JOBS ->
1. In the text on speculative-decoding drafters, list every condition named as part of the sweet spot for FR-Spec.
2. Reproduce the passage of the text on speculative-decoding drafters that opens with the words containing "The problem is" and closes with "earlier EAGLE versions.".

TEXT SHOWN ->
>>

FR-Spec (FR-Spec: Accelerating Large-Vocabulary Language Models via Frequency-Ranked Speculative Sampling, Feb 20, 2025) is a systems optimization for speculative decoding, not a new drafter architecture. Its starting point is popularity bias. Tokens do not occur uniformly. In the paper's SlimPajama sample with the Llama-3-8B tokenizer, 75% of vocabulary tokens account for less than 5% of token occurrences. That long tail makes the full vocabulary expensive to support inside a tiny drafter.

For deep target models, the LM head is usually little $o$ . Dozens of Transformer layers dominate the cost. For tiny drafters, especially one-layer systems like EAGLE, that flips. The drafter has almost no backbone, so projecting into a 128k-token vocabulary and running softmax can become big $O$ .

The solution is to train or run the EAGLE-style drafter against only popular tokens. You lose a small amount of accepted length because the drafter cannot propose rare tokens, but rare tokens are exactly where it was unlikely to be reliable anyway. In exchange, the draft step gets materially faster. If the LM head is 40% of draft latency and FR-Spec makes it 3x faster, Amdahl's law gives:

$S = \frac{1}{0.6 + \frac{0.4}{3}} \approx 1.36\times$

In practice, choose the draft vocabulary from production data. A reasonable starting point is the smallest frequency-ranked vocabulary that covers the desired cumulative token-occurrence mass, then validate accepted length on production traces. This is aggressive enough to shrink the drafter's embedding and LM head, but not so aggressive that you lose common tokens the drafter could have proposed. FR-Spec is especially strong in narrow domains. If your workload mostly uses a tiny vocabulary slice, you can cut the draft vocabulary far below the generic frequent-token set and get more extreme speedups. The sweet spot is domain-specific traffic, lightweight drafter, large target vocabulary, and enough repetition that rare-token coverage is not worth paying for on every draft step.

EAGLE 3 — Direct Token Drafter With Multi Layer Features

EAGLE-3 (EAGLE-3: Scaling up Inference Acceleration of Large Language Models via Training-Time Test, Mar 3, 2025) is the "scale the drafter" version of EAGLE. EAGLE-1 shows that a small draft model can follow the target model's hidden-state dynamics. EAGLE-2 shows how to spend the verification tree budget dynamically. EAGLE-3 asks why adding much more training data does not keep improving EAGLE-2, and identifies feature prediction itself as the bottleneck.

The problem is that future hidden features are a hard training target. They are high-dimensional, continuous, and not uniquely determined by the future token sequence. Predicting them is useful, but it constrains the drafter to solve a difficult feature-regression problem before it can do the thing we actually care about, which is proposing tokens that survive verification. This is why scaling training data gives limited returns in earlier EAGLE versions.

EAGLE-3 removes that bottleneck by switching to token-level supervision. Instead of forcing the draft output to match the target model's next feature, it only needs that output to produce the right token distribution through the LM head. It still uses the shifted sampled-token embedding, like EAGLE-1, but it no longer relies only on the top hidden state of the target model. The drafter concatenates target features from low, middle, and high layers and projects them with an FC layer into a fused feature, so it can read both local/token-level information and more semantic/high-level information from the target.

<<

ENTRIES PROVIDED ->
>>

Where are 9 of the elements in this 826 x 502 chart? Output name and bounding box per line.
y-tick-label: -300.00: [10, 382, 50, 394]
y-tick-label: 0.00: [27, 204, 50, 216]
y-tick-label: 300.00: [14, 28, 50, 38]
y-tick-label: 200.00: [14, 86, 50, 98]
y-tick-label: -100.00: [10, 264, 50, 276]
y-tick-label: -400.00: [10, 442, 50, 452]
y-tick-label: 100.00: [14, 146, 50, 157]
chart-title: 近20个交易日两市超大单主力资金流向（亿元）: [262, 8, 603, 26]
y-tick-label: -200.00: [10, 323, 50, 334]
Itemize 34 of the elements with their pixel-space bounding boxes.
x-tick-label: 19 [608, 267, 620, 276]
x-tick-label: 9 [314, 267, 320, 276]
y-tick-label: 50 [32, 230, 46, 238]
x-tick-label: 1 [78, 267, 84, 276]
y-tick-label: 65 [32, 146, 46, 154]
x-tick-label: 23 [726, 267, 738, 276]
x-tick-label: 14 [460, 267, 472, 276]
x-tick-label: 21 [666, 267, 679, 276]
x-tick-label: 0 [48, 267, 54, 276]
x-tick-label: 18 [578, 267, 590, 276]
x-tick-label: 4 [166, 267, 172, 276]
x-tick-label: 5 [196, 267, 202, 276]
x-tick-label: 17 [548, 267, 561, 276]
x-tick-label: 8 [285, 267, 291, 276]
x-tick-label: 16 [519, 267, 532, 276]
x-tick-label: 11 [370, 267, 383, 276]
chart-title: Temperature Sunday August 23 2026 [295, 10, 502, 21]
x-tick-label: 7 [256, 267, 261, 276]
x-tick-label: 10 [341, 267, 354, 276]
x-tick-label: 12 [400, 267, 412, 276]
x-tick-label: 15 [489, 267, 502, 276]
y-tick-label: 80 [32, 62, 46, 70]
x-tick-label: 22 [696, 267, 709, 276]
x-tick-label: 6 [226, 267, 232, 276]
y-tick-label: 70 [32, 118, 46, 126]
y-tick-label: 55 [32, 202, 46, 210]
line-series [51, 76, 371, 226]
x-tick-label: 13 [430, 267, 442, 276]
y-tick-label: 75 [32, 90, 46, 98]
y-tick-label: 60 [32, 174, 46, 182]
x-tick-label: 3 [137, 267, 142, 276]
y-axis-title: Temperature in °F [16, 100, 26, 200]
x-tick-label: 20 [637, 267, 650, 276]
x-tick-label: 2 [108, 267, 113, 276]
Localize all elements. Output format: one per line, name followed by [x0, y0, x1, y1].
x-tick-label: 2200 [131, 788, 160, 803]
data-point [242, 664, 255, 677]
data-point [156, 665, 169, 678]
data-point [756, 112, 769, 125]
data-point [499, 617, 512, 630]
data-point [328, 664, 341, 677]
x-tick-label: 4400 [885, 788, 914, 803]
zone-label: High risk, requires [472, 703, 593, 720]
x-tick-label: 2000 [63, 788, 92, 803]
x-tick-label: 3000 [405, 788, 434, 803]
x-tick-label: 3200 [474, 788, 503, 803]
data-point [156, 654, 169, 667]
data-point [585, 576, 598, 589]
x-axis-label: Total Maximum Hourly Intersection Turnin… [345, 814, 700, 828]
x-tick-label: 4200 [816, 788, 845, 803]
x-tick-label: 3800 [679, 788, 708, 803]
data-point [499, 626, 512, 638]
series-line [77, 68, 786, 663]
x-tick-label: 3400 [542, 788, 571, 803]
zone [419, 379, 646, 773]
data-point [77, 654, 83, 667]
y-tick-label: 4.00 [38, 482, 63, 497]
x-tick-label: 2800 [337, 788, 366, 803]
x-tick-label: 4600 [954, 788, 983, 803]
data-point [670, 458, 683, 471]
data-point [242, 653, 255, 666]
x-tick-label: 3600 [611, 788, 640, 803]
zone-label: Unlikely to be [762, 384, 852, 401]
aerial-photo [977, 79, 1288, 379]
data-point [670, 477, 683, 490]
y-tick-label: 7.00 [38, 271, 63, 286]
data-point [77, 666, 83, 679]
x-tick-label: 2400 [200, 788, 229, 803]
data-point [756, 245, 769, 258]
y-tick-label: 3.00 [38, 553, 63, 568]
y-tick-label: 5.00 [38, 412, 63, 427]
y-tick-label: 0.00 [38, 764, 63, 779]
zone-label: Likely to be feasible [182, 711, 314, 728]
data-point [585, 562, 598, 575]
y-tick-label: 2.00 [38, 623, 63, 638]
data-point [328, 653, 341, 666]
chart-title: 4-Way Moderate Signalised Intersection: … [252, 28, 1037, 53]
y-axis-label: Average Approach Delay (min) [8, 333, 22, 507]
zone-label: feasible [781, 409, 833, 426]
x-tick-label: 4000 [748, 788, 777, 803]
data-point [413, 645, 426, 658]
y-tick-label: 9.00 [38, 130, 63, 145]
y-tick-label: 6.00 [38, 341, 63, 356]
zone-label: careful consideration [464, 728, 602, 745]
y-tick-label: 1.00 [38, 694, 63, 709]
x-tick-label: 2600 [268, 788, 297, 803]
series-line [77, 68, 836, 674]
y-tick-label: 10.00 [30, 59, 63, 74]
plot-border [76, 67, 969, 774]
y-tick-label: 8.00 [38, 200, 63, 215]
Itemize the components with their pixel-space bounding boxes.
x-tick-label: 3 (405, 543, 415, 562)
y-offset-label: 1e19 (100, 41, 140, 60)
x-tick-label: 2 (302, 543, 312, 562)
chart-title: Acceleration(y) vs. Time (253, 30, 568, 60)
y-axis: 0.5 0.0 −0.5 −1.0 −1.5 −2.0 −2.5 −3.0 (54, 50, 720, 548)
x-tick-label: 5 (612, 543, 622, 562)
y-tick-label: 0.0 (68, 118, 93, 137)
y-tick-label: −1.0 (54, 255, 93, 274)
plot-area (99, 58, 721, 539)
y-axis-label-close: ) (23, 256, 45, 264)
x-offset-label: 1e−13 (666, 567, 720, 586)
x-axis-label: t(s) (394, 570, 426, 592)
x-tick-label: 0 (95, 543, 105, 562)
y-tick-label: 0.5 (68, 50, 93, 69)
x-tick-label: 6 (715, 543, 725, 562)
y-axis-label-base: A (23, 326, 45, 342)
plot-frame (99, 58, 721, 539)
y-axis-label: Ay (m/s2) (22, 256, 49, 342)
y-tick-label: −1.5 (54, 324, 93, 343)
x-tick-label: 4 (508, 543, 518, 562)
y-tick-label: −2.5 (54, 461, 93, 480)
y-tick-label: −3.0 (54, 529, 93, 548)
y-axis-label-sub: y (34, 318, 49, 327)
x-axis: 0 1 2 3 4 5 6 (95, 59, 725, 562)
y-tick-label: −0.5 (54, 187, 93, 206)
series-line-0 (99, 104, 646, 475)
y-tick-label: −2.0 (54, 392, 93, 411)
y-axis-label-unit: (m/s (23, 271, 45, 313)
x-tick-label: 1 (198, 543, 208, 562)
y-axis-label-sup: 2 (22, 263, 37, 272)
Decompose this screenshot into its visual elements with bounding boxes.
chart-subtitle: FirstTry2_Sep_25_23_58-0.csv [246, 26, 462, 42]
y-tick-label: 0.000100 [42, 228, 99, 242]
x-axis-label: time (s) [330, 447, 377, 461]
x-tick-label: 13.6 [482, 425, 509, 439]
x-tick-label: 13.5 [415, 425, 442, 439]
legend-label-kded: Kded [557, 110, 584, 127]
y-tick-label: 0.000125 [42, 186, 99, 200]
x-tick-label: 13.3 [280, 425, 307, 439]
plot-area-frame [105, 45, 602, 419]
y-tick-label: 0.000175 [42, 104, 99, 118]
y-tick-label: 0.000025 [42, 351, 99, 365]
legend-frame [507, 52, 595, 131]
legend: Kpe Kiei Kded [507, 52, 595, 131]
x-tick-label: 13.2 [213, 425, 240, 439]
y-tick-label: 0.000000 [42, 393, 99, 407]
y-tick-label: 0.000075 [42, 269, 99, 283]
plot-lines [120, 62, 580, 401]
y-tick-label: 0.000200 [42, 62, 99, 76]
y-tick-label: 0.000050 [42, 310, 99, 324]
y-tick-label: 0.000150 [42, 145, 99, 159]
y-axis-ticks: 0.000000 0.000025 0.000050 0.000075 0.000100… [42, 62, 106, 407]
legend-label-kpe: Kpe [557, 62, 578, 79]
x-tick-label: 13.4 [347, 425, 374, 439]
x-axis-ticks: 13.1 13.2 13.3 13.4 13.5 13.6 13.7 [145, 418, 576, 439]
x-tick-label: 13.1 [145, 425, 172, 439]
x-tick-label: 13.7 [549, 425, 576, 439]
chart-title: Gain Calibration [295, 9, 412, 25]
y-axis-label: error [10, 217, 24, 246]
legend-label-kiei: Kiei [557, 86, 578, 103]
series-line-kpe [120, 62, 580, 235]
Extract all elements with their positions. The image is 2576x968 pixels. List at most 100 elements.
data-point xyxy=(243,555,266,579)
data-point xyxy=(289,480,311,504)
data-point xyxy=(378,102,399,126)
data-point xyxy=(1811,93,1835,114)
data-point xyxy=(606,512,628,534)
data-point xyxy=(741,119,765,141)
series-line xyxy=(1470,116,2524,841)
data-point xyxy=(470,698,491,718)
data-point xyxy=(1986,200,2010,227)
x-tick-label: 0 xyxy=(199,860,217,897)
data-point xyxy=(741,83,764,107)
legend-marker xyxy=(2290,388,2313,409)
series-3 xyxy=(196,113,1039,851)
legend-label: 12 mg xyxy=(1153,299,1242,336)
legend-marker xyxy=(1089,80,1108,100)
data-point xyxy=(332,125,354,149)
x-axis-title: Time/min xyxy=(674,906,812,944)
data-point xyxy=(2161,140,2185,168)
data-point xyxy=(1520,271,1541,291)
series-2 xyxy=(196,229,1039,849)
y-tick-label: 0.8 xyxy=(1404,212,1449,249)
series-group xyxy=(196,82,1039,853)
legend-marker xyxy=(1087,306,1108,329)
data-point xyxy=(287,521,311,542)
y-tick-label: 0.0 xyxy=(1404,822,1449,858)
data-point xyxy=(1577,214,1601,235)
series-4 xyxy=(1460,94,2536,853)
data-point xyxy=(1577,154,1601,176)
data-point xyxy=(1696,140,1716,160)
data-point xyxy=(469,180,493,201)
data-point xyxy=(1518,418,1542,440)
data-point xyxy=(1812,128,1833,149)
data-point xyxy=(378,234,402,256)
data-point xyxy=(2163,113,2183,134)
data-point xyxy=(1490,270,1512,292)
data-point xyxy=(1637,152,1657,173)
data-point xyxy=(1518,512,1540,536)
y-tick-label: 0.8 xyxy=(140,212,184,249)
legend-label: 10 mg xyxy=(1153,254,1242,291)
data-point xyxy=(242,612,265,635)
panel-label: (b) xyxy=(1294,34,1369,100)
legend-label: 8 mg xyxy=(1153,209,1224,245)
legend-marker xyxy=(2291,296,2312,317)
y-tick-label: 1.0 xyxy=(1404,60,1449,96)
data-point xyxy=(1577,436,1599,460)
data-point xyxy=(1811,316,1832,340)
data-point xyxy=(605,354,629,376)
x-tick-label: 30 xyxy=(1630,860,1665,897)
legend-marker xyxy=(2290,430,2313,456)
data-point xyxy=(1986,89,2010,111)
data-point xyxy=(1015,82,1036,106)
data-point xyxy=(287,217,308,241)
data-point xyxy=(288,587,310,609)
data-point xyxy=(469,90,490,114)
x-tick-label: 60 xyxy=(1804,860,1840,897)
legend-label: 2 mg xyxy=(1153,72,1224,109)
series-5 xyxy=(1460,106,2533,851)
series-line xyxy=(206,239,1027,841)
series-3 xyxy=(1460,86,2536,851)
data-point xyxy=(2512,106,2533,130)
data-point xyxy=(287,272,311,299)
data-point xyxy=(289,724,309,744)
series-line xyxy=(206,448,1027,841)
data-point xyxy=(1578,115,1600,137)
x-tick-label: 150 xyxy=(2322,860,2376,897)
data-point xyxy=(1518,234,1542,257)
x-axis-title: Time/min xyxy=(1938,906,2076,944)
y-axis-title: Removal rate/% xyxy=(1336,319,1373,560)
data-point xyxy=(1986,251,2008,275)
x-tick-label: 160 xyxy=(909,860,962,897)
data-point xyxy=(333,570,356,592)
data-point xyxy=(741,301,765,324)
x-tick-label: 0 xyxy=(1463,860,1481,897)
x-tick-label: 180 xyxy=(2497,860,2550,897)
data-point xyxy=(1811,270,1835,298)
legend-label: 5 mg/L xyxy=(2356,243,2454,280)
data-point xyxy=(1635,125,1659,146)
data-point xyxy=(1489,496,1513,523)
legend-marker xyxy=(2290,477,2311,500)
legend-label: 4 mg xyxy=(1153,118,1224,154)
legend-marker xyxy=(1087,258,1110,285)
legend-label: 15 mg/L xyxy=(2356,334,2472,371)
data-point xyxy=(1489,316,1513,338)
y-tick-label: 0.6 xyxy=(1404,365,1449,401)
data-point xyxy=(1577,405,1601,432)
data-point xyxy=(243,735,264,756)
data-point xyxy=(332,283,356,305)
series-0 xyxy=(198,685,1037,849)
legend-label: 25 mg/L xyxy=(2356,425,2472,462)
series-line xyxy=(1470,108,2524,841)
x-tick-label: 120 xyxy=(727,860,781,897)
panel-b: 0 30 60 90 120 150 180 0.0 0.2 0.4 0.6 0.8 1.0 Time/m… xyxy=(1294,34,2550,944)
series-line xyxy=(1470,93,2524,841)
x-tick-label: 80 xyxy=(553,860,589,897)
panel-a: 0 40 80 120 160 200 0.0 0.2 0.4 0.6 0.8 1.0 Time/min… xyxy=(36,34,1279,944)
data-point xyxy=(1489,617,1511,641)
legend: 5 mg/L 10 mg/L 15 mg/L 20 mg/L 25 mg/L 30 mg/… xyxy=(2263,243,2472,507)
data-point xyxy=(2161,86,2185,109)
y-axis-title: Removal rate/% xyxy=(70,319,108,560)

<<

TASK-BY-TASK SOLUTIONS ->
1.
- domain-specific traffic
- lightweight drafter
- large target vocabulary
- enough repetition that rare-token coverage is not worth paying for on every draft step

2.
The problem is that future hidden features are a hard training target. They are high-dimensional, continuous, and not uniquely determined by the future token sequence. Predicting them is useful, but it constrains the drafter to solve a difficult feature-regression problem before it can do the thing we actually care about, which is proposing tokens that survive verification. This is why scaling training data gives limited returns in earlier EAGLE versions.